Aim:
Provide the number of lines where the word "planning" occurs, and no other text.

Input data:
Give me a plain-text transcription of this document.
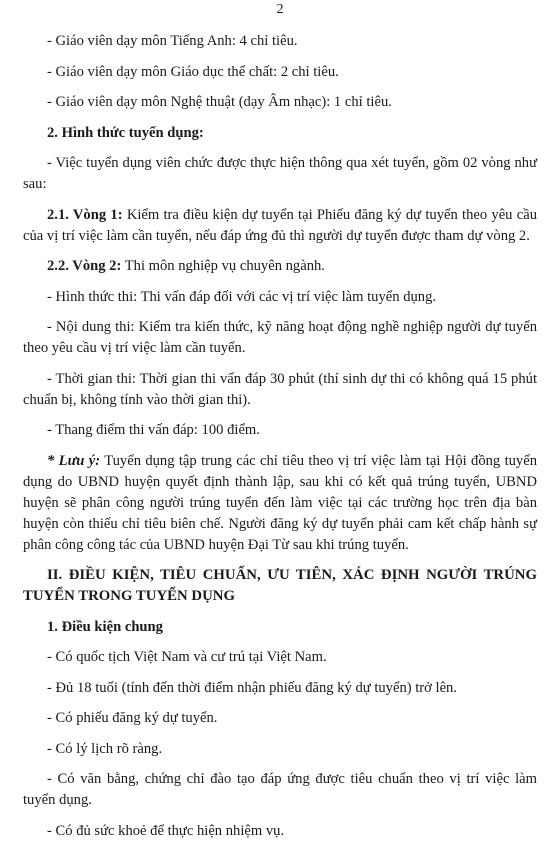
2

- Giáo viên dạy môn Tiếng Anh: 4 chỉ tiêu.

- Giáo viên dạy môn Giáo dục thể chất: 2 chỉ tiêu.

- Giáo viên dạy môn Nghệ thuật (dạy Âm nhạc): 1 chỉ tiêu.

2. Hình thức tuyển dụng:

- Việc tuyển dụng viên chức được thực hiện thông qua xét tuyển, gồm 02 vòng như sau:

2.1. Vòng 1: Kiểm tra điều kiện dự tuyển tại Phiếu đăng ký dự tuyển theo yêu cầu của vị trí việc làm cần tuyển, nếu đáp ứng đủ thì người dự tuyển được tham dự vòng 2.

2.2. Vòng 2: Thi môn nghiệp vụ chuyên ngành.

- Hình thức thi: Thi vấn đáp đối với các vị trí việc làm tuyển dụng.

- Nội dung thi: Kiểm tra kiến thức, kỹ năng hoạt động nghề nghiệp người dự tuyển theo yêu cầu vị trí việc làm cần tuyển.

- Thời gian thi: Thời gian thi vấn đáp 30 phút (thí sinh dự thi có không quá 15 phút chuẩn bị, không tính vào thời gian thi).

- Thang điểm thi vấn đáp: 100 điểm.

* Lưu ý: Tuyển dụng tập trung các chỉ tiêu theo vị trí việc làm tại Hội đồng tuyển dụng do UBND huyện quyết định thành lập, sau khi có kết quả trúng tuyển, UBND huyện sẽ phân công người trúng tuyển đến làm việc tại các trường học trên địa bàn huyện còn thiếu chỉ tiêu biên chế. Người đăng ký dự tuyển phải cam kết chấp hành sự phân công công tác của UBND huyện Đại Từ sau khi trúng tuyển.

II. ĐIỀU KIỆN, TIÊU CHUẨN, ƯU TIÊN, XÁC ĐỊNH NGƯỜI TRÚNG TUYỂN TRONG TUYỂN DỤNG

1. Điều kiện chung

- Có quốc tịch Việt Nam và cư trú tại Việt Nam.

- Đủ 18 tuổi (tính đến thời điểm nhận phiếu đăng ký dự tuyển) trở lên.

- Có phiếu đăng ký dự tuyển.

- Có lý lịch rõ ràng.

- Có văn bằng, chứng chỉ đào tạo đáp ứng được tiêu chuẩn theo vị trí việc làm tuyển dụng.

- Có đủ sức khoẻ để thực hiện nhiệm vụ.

...

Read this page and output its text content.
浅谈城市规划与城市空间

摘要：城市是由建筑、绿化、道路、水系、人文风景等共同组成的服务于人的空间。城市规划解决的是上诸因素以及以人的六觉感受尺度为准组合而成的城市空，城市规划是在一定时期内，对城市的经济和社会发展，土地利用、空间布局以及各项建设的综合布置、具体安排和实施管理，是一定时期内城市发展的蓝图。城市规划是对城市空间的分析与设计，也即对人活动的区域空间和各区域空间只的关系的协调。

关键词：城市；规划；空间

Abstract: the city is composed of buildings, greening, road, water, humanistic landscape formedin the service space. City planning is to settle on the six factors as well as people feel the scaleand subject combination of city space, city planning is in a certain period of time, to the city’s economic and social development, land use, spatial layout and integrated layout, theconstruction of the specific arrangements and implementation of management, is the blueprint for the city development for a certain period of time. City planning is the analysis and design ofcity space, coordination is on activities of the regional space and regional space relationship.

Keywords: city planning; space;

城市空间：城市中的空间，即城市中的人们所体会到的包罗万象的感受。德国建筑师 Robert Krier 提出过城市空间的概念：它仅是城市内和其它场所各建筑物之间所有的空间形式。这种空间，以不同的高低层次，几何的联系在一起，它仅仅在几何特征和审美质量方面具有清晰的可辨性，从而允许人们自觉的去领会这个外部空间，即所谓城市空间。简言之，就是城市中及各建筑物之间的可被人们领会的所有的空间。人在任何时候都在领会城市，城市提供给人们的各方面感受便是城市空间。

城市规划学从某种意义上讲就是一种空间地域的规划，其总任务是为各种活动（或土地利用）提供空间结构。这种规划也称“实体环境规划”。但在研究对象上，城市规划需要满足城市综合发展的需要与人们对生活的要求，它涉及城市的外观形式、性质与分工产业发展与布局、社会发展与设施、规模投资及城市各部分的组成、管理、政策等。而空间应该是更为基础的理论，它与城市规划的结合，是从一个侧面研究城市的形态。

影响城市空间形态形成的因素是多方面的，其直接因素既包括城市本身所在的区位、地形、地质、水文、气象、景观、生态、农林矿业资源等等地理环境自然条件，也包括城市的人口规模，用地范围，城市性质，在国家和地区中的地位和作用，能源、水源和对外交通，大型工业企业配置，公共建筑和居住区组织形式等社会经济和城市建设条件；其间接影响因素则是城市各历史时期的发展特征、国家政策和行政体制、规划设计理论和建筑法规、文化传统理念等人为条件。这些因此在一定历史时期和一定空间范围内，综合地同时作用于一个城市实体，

...

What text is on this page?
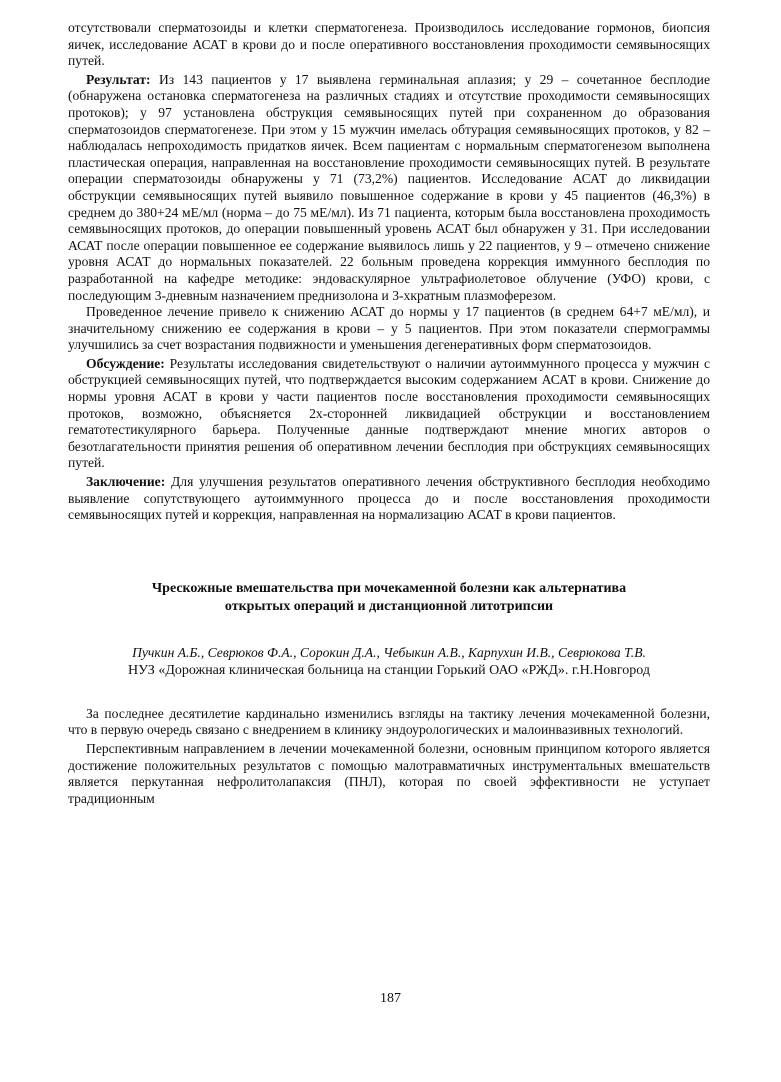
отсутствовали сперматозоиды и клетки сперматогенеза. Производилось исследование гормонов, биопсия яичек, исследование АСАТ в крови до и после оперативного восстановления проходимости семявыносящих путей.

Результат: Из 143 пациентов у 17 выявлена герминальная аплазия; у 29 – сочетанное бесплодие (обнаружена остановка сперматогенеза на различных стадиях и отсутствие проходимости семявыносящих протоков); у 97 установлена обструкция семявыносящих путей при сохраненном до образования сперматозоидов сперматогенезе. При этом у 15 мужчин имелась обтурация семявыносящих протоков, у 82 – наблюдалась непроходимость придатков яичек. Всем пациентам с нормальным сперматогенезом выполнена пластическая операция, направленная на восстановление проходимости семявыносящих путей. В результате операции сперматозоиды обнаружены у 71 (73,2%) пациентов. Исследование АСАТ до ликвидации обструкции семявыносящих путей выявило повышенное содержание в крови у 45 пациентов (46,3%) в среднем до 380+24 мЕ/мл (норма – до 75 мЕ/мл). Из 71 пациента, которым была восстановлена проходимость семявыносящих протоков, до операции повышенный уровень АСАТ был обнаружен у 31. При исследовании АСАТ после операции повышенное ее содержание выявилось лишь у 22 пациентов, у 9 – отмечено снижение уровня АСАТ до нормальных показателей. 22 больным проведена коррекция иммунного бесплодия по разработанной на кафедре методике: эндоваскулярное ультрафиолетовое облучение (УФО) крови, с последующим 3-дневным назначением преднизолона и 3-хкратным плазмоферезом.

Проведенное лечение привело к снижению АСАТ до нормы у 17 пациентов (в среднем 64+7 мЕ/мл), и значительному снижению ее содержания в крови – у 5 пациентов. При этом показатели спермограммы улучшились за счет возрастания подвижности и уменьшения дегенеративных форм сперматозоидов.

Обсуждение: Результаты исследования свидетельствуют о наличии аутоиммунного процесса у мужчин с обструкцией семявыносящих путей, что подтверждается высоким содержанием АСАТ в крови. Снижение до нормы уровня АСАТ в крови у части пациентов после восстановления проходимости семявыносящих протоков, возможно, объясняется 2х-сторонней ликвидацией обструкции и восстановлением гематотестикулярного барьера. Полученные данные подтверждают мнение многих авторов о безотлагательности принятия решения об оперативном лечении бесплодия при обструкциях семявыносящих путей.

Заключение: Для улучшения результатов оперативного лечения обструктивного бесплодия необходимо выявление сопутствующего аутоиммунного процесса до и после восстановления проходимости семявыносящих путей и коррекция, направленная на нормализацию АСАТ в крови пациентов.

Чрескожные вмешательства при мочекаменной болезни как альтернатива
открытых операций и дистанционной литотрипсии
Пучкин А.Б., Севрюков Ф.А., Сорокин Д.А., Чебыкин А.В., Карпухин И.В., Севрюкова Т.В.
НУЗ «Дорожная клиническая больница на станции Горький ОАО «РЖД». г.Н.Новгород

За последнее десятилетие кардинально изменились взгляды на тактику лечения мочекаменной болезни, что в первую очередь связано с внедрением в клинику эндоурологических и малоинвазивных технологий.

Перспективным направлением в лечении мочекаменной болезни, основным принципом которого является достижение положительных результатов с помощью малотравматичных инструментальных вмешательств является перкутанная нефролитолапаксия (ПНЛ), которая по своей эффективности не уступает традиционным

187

Response to the task:
2